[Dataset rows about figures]
□ □ □ □

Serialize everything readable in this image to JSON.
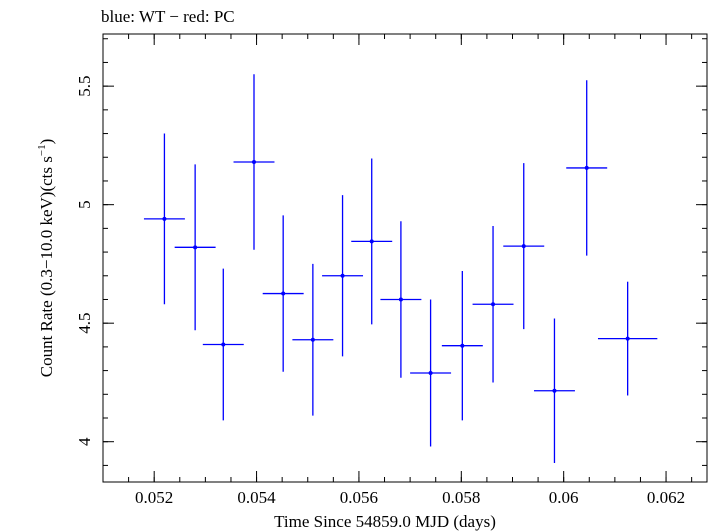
{
  "chart_data": {
    "type": "scatter",
    "title": "blue: WT − red: PC",
    "xlabel": "Time Since 54859.0 MJD (days)",
    "ylabel_main": "Count Rate (0.3−10.0 keV)(cts s",
    "ylabel_sup": "−1",
    "ylabel_end": ")",
    "xlim": [
      0.051,
      0.0628
    ],
    "ylim": [
      3.83,
      5.72
    ],
    "x_ticks": [
      {
        "value": 0.052,
        "label": "0.052"
      },
      {
        "value": 0.054,
        "label": "0.054"
      },
      {
        "value": 0.056,
        "label": "0.056"
      },
      {
        "value": 0.058,
        "label": "0.058"
      },
      {
        "value": 0.06,
        "label": "0.06"
      },
      {
        "value": 0.062,
        "label": "0.062"
      }
    ],
    "y_ticks": [
      {
        "value": 4,
        "label": "4"
      },
      {
        "value": 4.5,
        "label": "4.5"
      },
      {
        "value": 5,
        "label": "5"
      },
      {
        "value": 5.5,
        "label": "5.5"
      }
    ],
    "x_minor_step": 0.0005,
    "y_minor_step": 0.1,
    "color": "#0000ff",
    "series": [
      {
        "name": "WT",
        "points": [
          {
            "x": 0.0522,
            "y": 4.94,
            "xerr": 0.0004,
            "yerr": 0.36
          },
          {
            "x": 0.0528,
            "y": 4.82,
            "xerr": 0.0004,
            "yerr": 0.35
          },
          {
            "x": 0.05335,
            "y": 4.41,
            "xerr": 0.0004,
            "yerr": 0.32
          },
          {
            "x": 0.05395,
            "y": 5.18,
            "xerr": 0.0004,
            "yerr": 0.37
          },
          {
            "x": 0.05452,
            "y": 4.625,
            "xerr": 0.0004,
            "yerr": 0.33
          },
          {
            "x": 0.0551,
            "y": 4.43,
            "xerr": 0.0004,
            "yerr": 0.32
          },
          {
            "x": 0.05568,
            "y": 4.7,
            "xerr": 0.0004,
            "yerr": 0.34
          },
          {
            "x": 0.05625,
            "y": 4.845,
            "xerr": 0.0004,
            "yerr": 0.35
          },
          {
            "x": 0.05682,
            "y": 4.6,
            "xerr": 0.0004,
            "yerr": 0.33
          },
          {
            "x": 0.0574,
            "y": 4.29,
            "xerr": 0.0004,
            "yerr": 0.31
          },
          {
            "x": 0.05802,
            "y": 4.405,
            "xerr": 0.0004,
            "yerr": 0.315
          },
          {
            "x": 0.05862,
            "y": 4.58,
            "xerr": 0.0004,
            "yerr": 0.33
          },
          {
            "x": 0.05922,
            "y": 4.825,
            "xerr": 0.0004,
            "yerr": 0.35
          },
          {
            "x": 0.05982,
            "y": 4.215,
            "xerr": 0.0004,
            "yerr": 0.305
          },
          {
            "x": 0.06045,
            "y": 5.155,
            "xerr": 0.0004,
            "yerr": 0.37
          },
          {
            "x": 0.06125,
            "y": 4.435,
            "xerr": 0.00058,
            "yerr": 0.24
          }
        ]
      }
    ]
  }
}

□ □ □ □

PROBLEM DETAILS
Restate the data above word for word. Skip every picture.

RIGHT ANSWER
Serialize everything readable in this image to JSON.
{
  "chart_data": {
    "type": "scatter",
    "title": "blue: WT − red: PC",
    "xlabel": "Time Since 54859.0 MJD (days)",
    "ylabel_main": "Count Rate (0.3−10.0 keV)(cts s",
    "ylabel_sup": "−1",
    "ylabel_end": ")",
    "xlim": [
      0.051,
      0.0628
    ],
    "ylim": [
      3.83,
      5.72
    ],
    "x_ticks": [
      {
        "value": 0.052,
        "label": "0.052"
      },
      {
        "value": 0.054,
        "label": "0.054"
      },
      {
        "value": 0.056,
        "label": "0.056"
      },
      {
        "value": 0.058,
        "label": "0.058"
      },
      {
        "value": 0.06,
        "label": "0.06"
      },
      {
        "value": 0.062,
        "label": "0.062"
      }
    ],
    "y_ticks": [
      {
        "value": 4,
        "label": "4"
      },
      {
        "value": 4.5,
        "label": "4.5"
      },
      {
        "value": 5,
        "label": "5"
      },
      {
        "value": 5.5,
        "label": "5.5"
      }
    ],
    "x_minor_step": 0.0005,
    "y_minor_step": 0.1,
    "color": "#0000ff",
    "series": [
      {
        "name": "WT",
        "points": [
          {
            "x": 0.0522,
            "y": 4.94,
            "xerr": 0.0004,
            "yerr": 0.36
          },
          {
            "x": 0.0528,
            "y": 4.82,
            "xerr": 0.0004,
            "yerr": 0.35
          },
          {
            "x": 0.05335,
            "y": 4.41,
            "xerr": 0.0004,
            "yerr": 0.32
          },
          {
            "x": 0.05395,
            "y": 5.18,
            "xerr": 0.0004,
            "yerr": 0.37
          },
          {
            "x": 0.05452,
            "y": 4.625,
            "xerr": 0.0004,
            "yerr": 0.33
          },
          {
            "x": 0.0551,
            "y": 4.43,
            "xerr": 0.0004,
            "yerr": 0.32
          },
          {
            "x": 0.05568,
            "y": 4.7,
            "xerr": 0.0004,
            "yerr": 0.34
          },
          {
            "x": 0.05625,
            "y": 4.845,
            "xerr": 0.0004,
            "yerr": 0.35
          },
          {
            "x": 0.05682,
            "y": 4.6,
            "xerr": 0.0004,
            "yerr": 0.33
          },
          {
            "x": 0.0574,
            "y": 4.29,
            "xerr": 0.0004,
            "yerr": 0.31
          },
          {
            "x": 0.05802,
            "y": 4.405,
            "xerr": 0.0004,
            "yerr": 0.315
          },
          {
            "x": 0.05862,
            "y": 4.58,
            "xerr": 0.0004,
            "yerr": 0.33
          },
          {
            "x": 0.05922,
            "y": 4.825,
            "xerr": 0.0004,
            "yerr": 0.35
          },
          {
            "x": 0.05982,
            "y": 4.215,
            "xerr": 0.0004,
            "yerr": 0.305
          },
          {
            "x": 0.06045,
            "y": 5.155,
            "xerr": 0.0004,
            "yerr": 0.37
          },
          {
            "x": 0.06125,
            "y": 4.435,
            "xerr": 0.00058,
            "yerr": 0.24
          }
        ]
      }
    ]
  }
}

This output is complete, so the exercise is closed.